Data excerpts
++++

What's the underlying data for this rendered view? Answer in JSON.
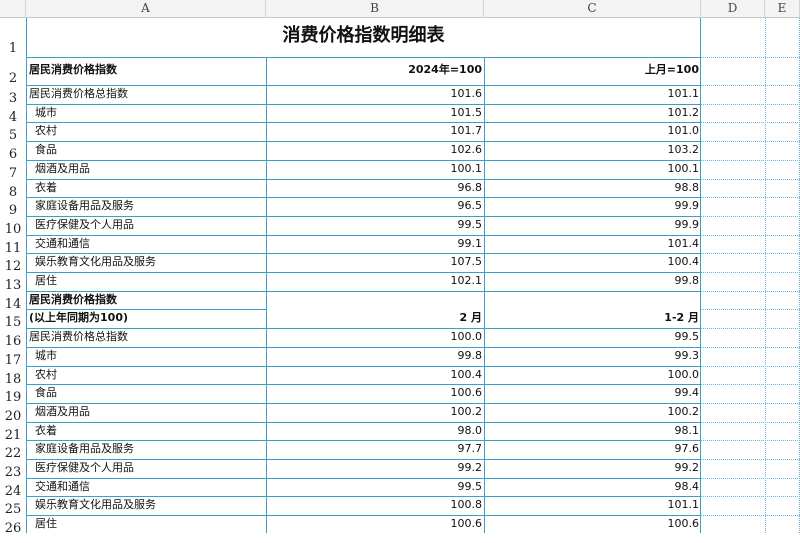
{
  "columns": [
    "A",
    "B",
    "C",
    "D",
    "E"
  ],
  "title": "消费价格指数明细表",
  "section1": {
    "header": {
      "label": "居民消费价格指数",
      "col_b": "2024年=100",
      "col_c": "上月=100"
    },
    "rows": [
      {
        "label": "居民消费价格总指数",
        "b": "101.6",
        "c": "101.1"
      },
      {
        "label": "城市",
        "b": "101.5",
        "c": "101.2"
      },
      {
        "label": "农村",
        "b": "101.7",
        "c": "101.0"
      },
      {
        "label": "食品",
        "b": "102.6",
        "c": "103.2"
      },
      {
        "label": "烟酒及用品",
        "b": "100.1",
        "c": "100.1"
      },
      {
        "label": "衣着",
        "b": "96.8",
        "c": "98.8"
      },
      {
        "label": "家庭设备用品及服务",
        "b": "96.5",
        "c": "99.9"
      },
      {
        "label": "医疗保健及个人用品",
        "b": "99.5",
        "c": "99.9"
      },
      {
        "label": "交通和通信",
        "b": "99.1",
        "c": "101.4"
      },
      {
        "label": "娱乐教育文化用品及服务",
        "b": "107.5",
        "c": "100.4"
      },
      {
        "label": "居住",
        "b": "102.1",
        "c": "99.8"
      }
    ]
  },
  "section2": {
    "header_line1": "居民消费价格指数",
    "header_line2": "(以上年同期为100)",
    "col_b": "2 月",
    "col_c": "1-2 月",
    "rows": [
      {
        "label": "居民消费价格总指数",
        "b": "100.0",
        "c": "99.5"
      },
      {
        "label": "城市",
        "b": "99.8",
        "c": "99.3"
      },
      {
        "label": "农村",
        "b": "100.4",
        "c": "100.0"
      },
      {
        "label": "食品",
        "b": "100.6",
        "c": "99.4"
      },
      {
        "label": "烟酒及用品",
        "b": "100.2",
        "c": "100.2"
      },
      {
        "label": "衣着",
        "b": "98.0",
        "c": "98.1"
      },
      {
        "label": "家庭设备用品及服务",
        "b": "97.7",
        "c": "97.6"
      },
      {
        "label": "医疗保健及个人用品",
        "b": "99.2",
        "c": "99.2"
      },
      {
        "label": "交通和通信",
        "b": "99.5",
        "c": "98.4"
      },
      {
        "label": "娱乐教育文化用品及服务",
        "b": "100.8",
        "c": "101.1"
      },
      {
        "label": "居住",
        "b": "100.6",
        "c": "100.6"
      }
    ]
  },
  "colors": {
    "table_border": "#3aa0c8",
    "grid_dotted": "#6ab8e0",
    "header_bg": "#f3f3f3"
  }
}
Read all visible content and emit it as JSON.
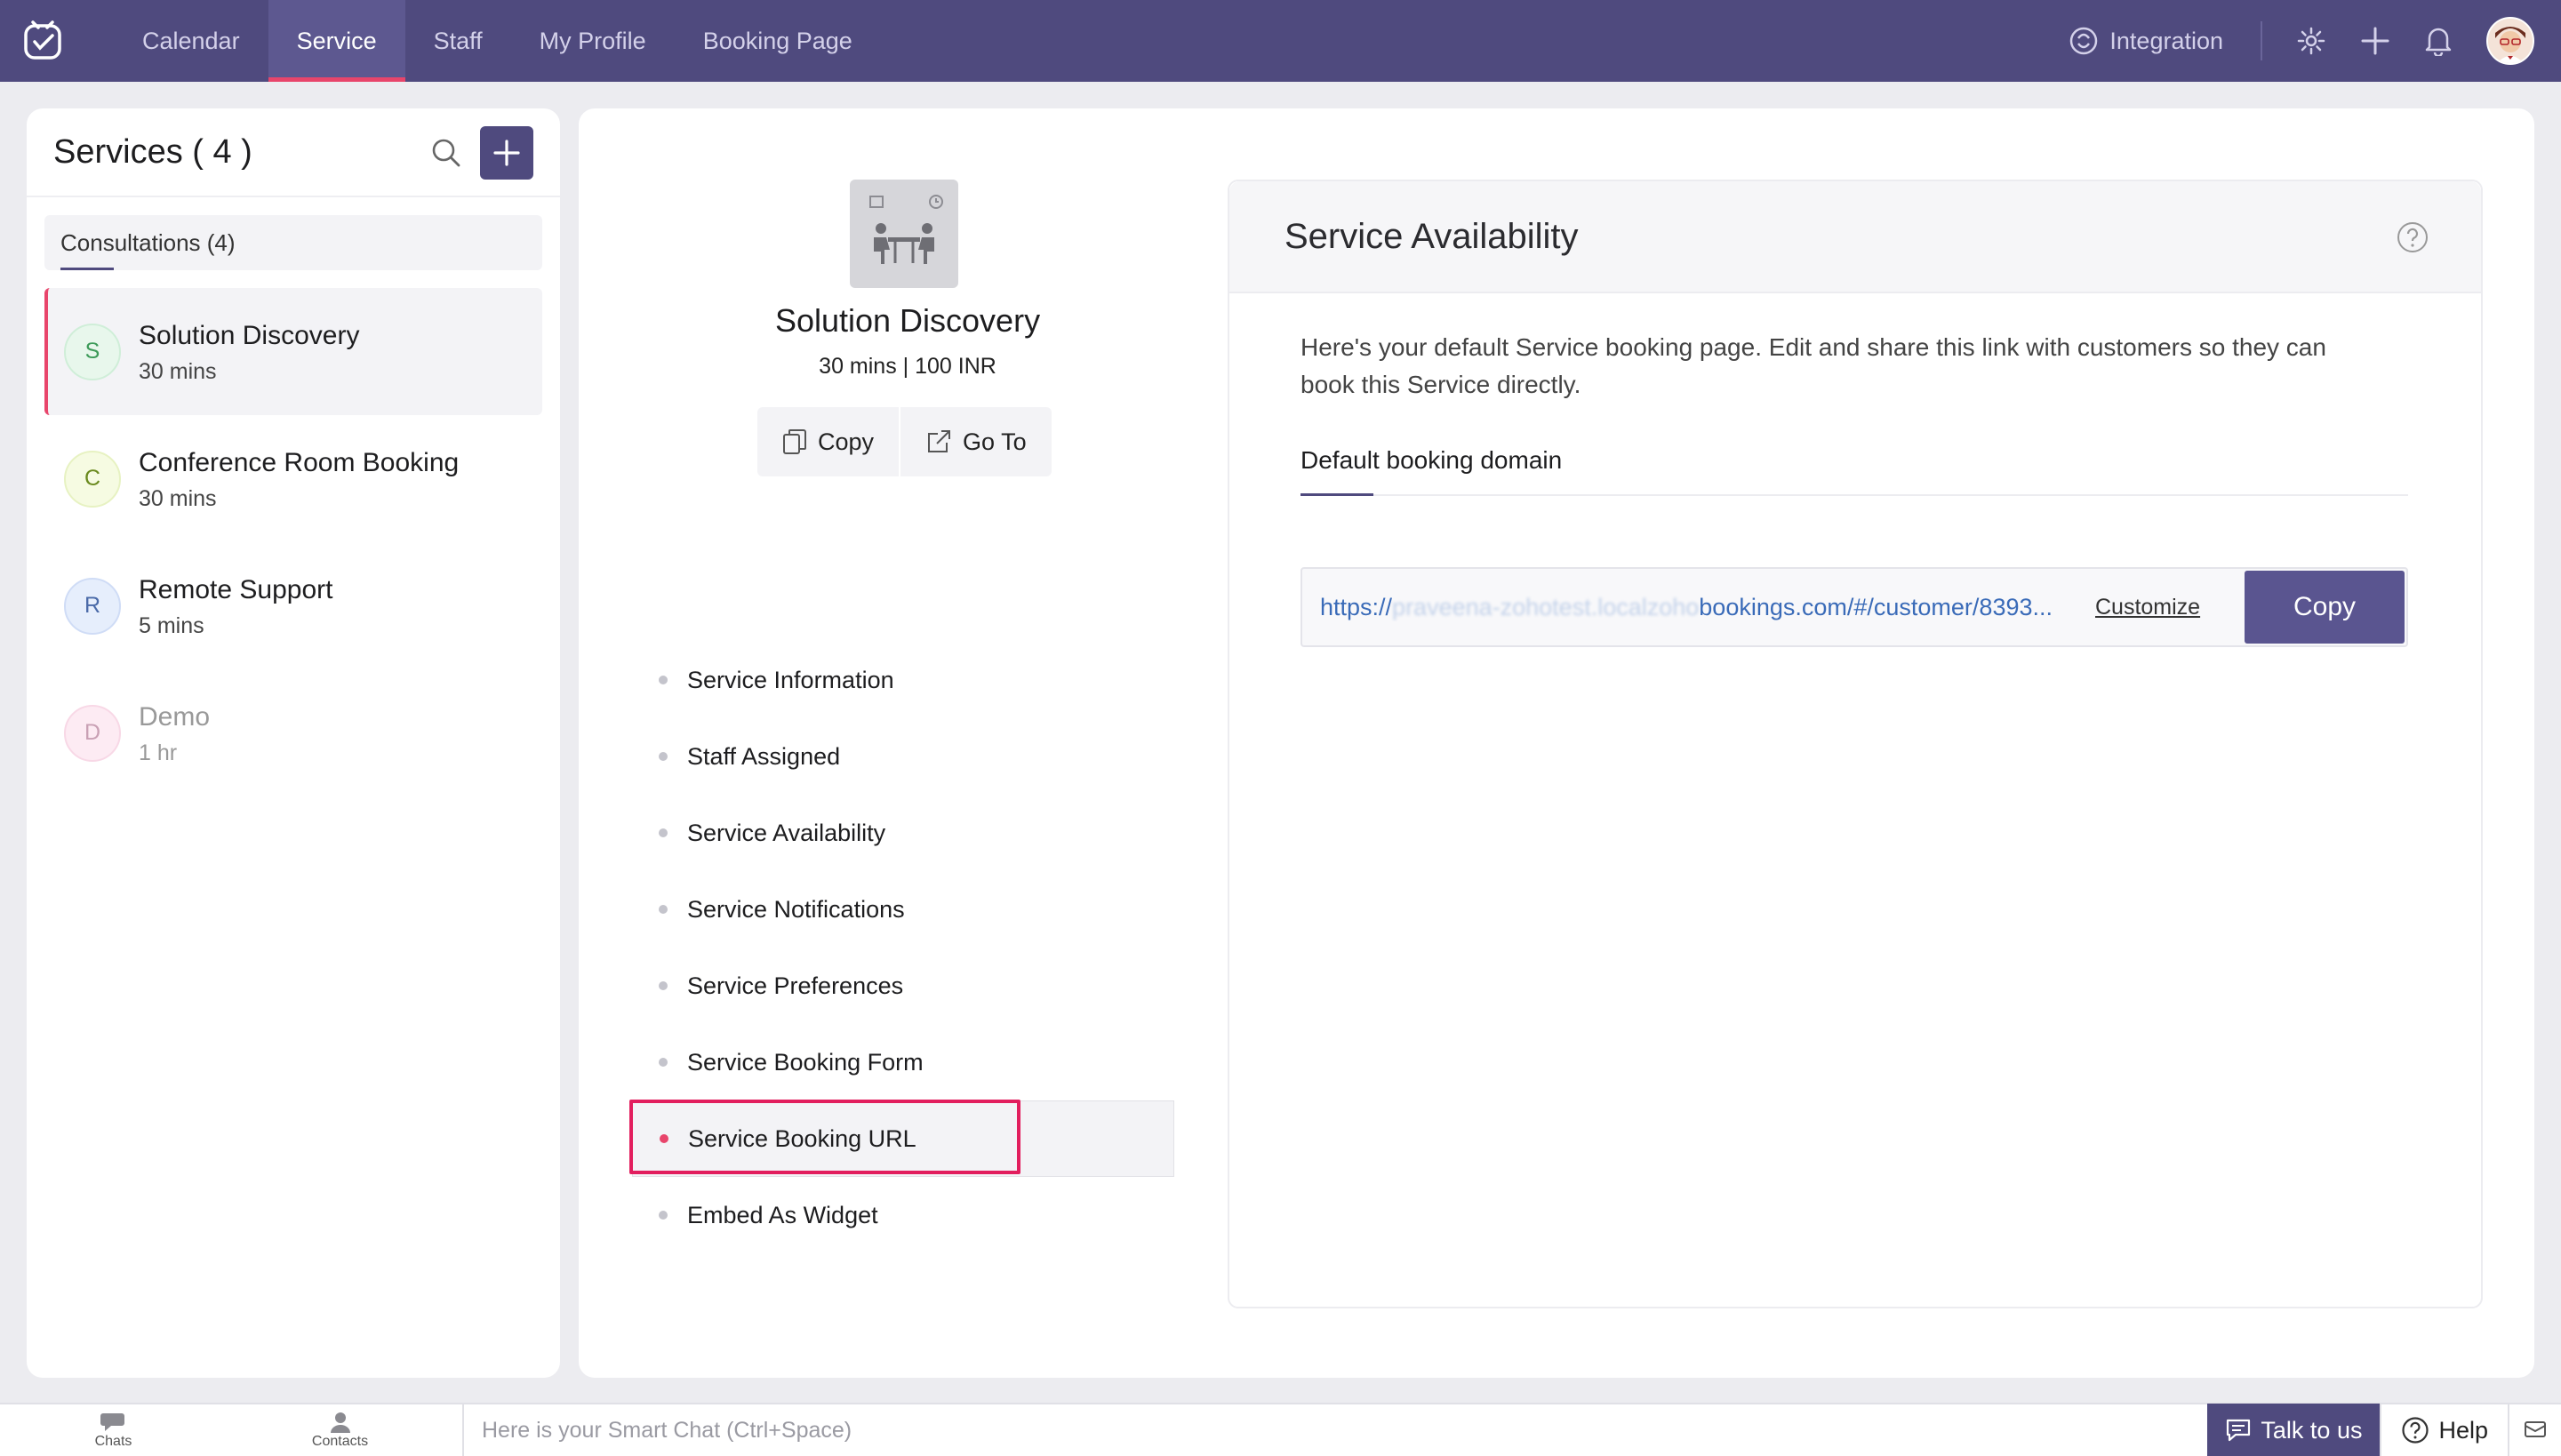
{
  "nav": {
    "items": [
      {
        "label": "Calendar",
        "active": false
      },
      {
        "label": "Service",
        "active": true
      },
      {
        "label": "Staff",
        "active": false
      },
      {
        "label": "My Profile",
        "active": false
      },
      {
        "label": "Booking Page",
        "active": false
      }
    ],
    "integration": "Integration"
  },
  "sidebar": {
    "title": "Services ( 4 )",
    "category": "Consultations (4)",
    "services": [
      {
        "initial": "S",
        "name": "Solution Discovery",
        "duration": "30 mins",
        "selected": true,
        "avatar_bg": "#e8f7ec",
        "avatar_fg": "#3c9a58"
      },
      {
        "initial": "C",
        "name": "Conference Room Booking",
        "duration": "30 mins",
        "selected": false,
        "avatar_bg": "#f6fbe2",
        "avatar_fg": "#6a8a1e"
      },
      {
        "initial": "R",
        "name": "Remote Support",
        "duration": "5 mins",
        "selected": false,
        "avatar_bg": "#e6eefc",
        "avatar_fg": "#4a6aa8"
      },
      {
        "initial": "D",
        "name": "Demo",
        "duration": "1 hr",
        "selected": false,
        "avatar_bg": "#fdebf3",
        "avatar_fg": "#c9a0b4"
      }
    ]
  },
  "detail": {
    "title": "Solution Discovery",
    "meta": "30 mins | 100 INR",
    "copy_label": "Copy",
    "goto_label": "Go To",
    "menu": [
      "Service Information",
      "Staff Assigned",
      "Service Availability",
      "Service Notifications",
      "Service Preferences",
      "Service Booking Form",
      "Service Booking URL",
      "Embed As Widget"
    ],
    "active_menu_index": 6
  },
  "availability": {
    "title": "Service Availability",
    "description": "Here's your default Service booking page. Edit and share this link with customers so they can book this Service directly.",
    "tab": "Default booking domain",
    "url_prefix": "https://",
    "url_blurred": "praveena-zohotest.localzoho",
    "url_suffix": "bookings.com/#/customer/8393...",
    "customize": "Customize",
    "copy": "Copy"
  },
  "bottombar": {
    "chats": "Chats",
    "contacts": "Contacts",
    "smart_chat_placeholder": "Here is your Smart Chat (Ctrl+Space)",
    "talk": "Talk to us",
    "help": "Help"
  },
  "colors": {
    "brand": "#4f4a7e",
    "accent": "#e8456b",
    "highlight_box": "#e21e5e",
    "link": "#3a6bb8"
  }
}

++++

What to do ->
Quote every record above exactly, leaving out the pictures.

Task response ->
What's the underlying data for this rendered view? Answer in JSON.
{
  "columns": [
    "A",
    "B",
    "C",
    "D",
    "E"
  ],
  "title": "消费价格指数明细表",
  "section1": {
    "header": {
      "label": "居民消费价格指数",
      "col_b": "2024年=100",
      "col_c": "上月=100"
    },
    "rows": [
      {
        "label": "居民消费价格总指数",
        "b": "101.6",
        "c": "101.1"
      },
      {
        "label": "城市",
        "b": "101.5",
        "c": "101.2"
      },
      {
        "label": "农村",
        "b": "101.7",
        "c": "101.0"
      },
      {
        "label": "食品",
        "b": "102.6",
        "c": "103.2"
      },
      {
        "label": "烟酒及用品",
        "b": "100.1",
        "c": "100.1"
      },
      {
        "label": "衣着",
        "b": "96.8",
        "c": "98.8"
      },
      {
        "label": "家庭设备用品及服务",
        "b": "96.5",
        "c": "99.9"
      },
      {
        "label": "医疗保健及个人用品",
        "b": "99.5",
        "c": "99.9"
      },
      {
        "label": "交通和通信",
        "b": "99.1",
        "c": "101.4"
      },
      {
        "label": "娱乐教育文化用品及服务",
        "b": "107.5",
        "c": "100.4"
      },
      {
        "label": "居住",
        "b": "102.1",
        "c": "99.8"
      }
    ]
  },
  "section2": {
    "header_line1": "居民消费价格指数",
    "header_line2": "(以上年同期为100)",
    "col_b": "2 月",
    "col_c": "1-2 月",
    "rows": [
      {
        "label": "居民消费价格总指数",
        "b": "100.0",
        "c": "99.5"
      },
      {
        "label": "城市",
        "b": "99.8",
        "c": "99.3"
      },
      {
        "label": "农村",
        "b": "100.4",
        "c": "100.0"
      },
      {
        "label": "食品",
        "b": "100.6",
        "c": "99.4"
      },
      {
        "label": "烟酒及用品",
        "b": "100.2",
        "c": "100.2"
      },
      {
        "label": "衣着",
        "b": "98.0",
        "c": "98.1"
      },
      {
        "label": "家庭设备用品及服务",
        "b": "97.7",
        "c": "97.6"
      },
      {
        "label": "医疗保健及个人用品",
        "b": "99.2",
        "c": "99.2"
      },
      {
        "label": "交通和通信",
        "b": "99.5",
        "c": "98.4"
      },
      {
        "label": "娱乐教育文化用品及服务",
        "b": "100.8",
        "c": "101.1"
      },
      {
        "label": "居住",
        "b": "100.6",
        "c": "100.6"
      }
    ]
  },
  "colors": {
    "table_border": "#3aa0c8",
    "grid_dotted": "#6ab8e0",
    "header_bg": "#f3f3f3"
  }
}
Read all visible content and emit it as JSON.
{
  "nav": {
    "items": [
      {
        "label": "Calendar",
        "active": false
      },
      {
        "label": "Service",
        "active": true
      },
      {
        "label": "Staff",
        "active": false
      },
      {
        "label": "My Profile",
        "active": false
      },
      {
        "label": "Booking Page",
        "active": false
      }
    ],
    "integration": "Integration"
  },
  "sidebar": {
    "title": "Services ( 4 )",
    "category": "Consultations (4)",
    "services": [
      {
        "initial": "S",
        "name": "Solution Discovery",
        "duration": "30 mins",
        "selected": true,
        "avatar_bg": "#e8f7ec",
        "avatar_fg": "#3c9a58"
      },
      {
        "initial": "C",
        "name": "Conference Room Booking",
        "duration": "30 mins",
        "selected": false,
        "avatar_bg": "#f6fbe2",
        "avatar_fg": "#6a8a1e"
      },
      {
        "initial": "R",
        "name": "Remote Support",
        "duration": "5 mins",
        "selected": false,
        "avatar_bg": "#e6eefc",
        "avatar_fg": "#4a6aa8"
      },
      {
        "initial": "D",
        "name": "Demo",
        "duration": "1 hr",
        "selected": false,
        "avatar_bg": "#fdebf3",
        "avatar_fg": "#c9a0b4"
      }
    ]
  },
  "detail": {
    "title": "Solution Discovery",
    "meta": "30 mins | 100 INR",
    "copy_label": "Copy",
    "goto_label": "Go To",
    "menu": [
      "Service Information",
      "Staff Assigned",
      "Service Availability",
      "Service Notifications",
      "Service Preferences",
      "Service Booking Form",
      "Service Booking URL",
      "Embed As Widget"
    ],
    "active_menu_index": 6
  },
  "availability": {
    "title": "Service Availability",
    "description": "Here's your default Service booking page. Edit and share this link with customers so they can book this Service directly.",
    "tab": "Default booking domain",
    "url_prefix": "https://",
    "url_blurred": "praveena-zohotest.localzoho",
    "url_suffix": "bookings.com/#/customer/8393...",
    "customize": "Customize",
    "copy": "Copy"
  },
  "bottombar": {
    "chats": "Chats",
    "contacts": "Contacts",
    "smart_chat_placeholder": "Here is your Smart Chat (Ctrl+Space)",
    "talk": "Talk to us",
    "help": "Help"
  },
  "colors": {
    "brand": "#4f4a7e",
    "accent": "#e8456b",
    "highlight_box": "#e21e5e",
    "link": "#3a6bb8"
  }
}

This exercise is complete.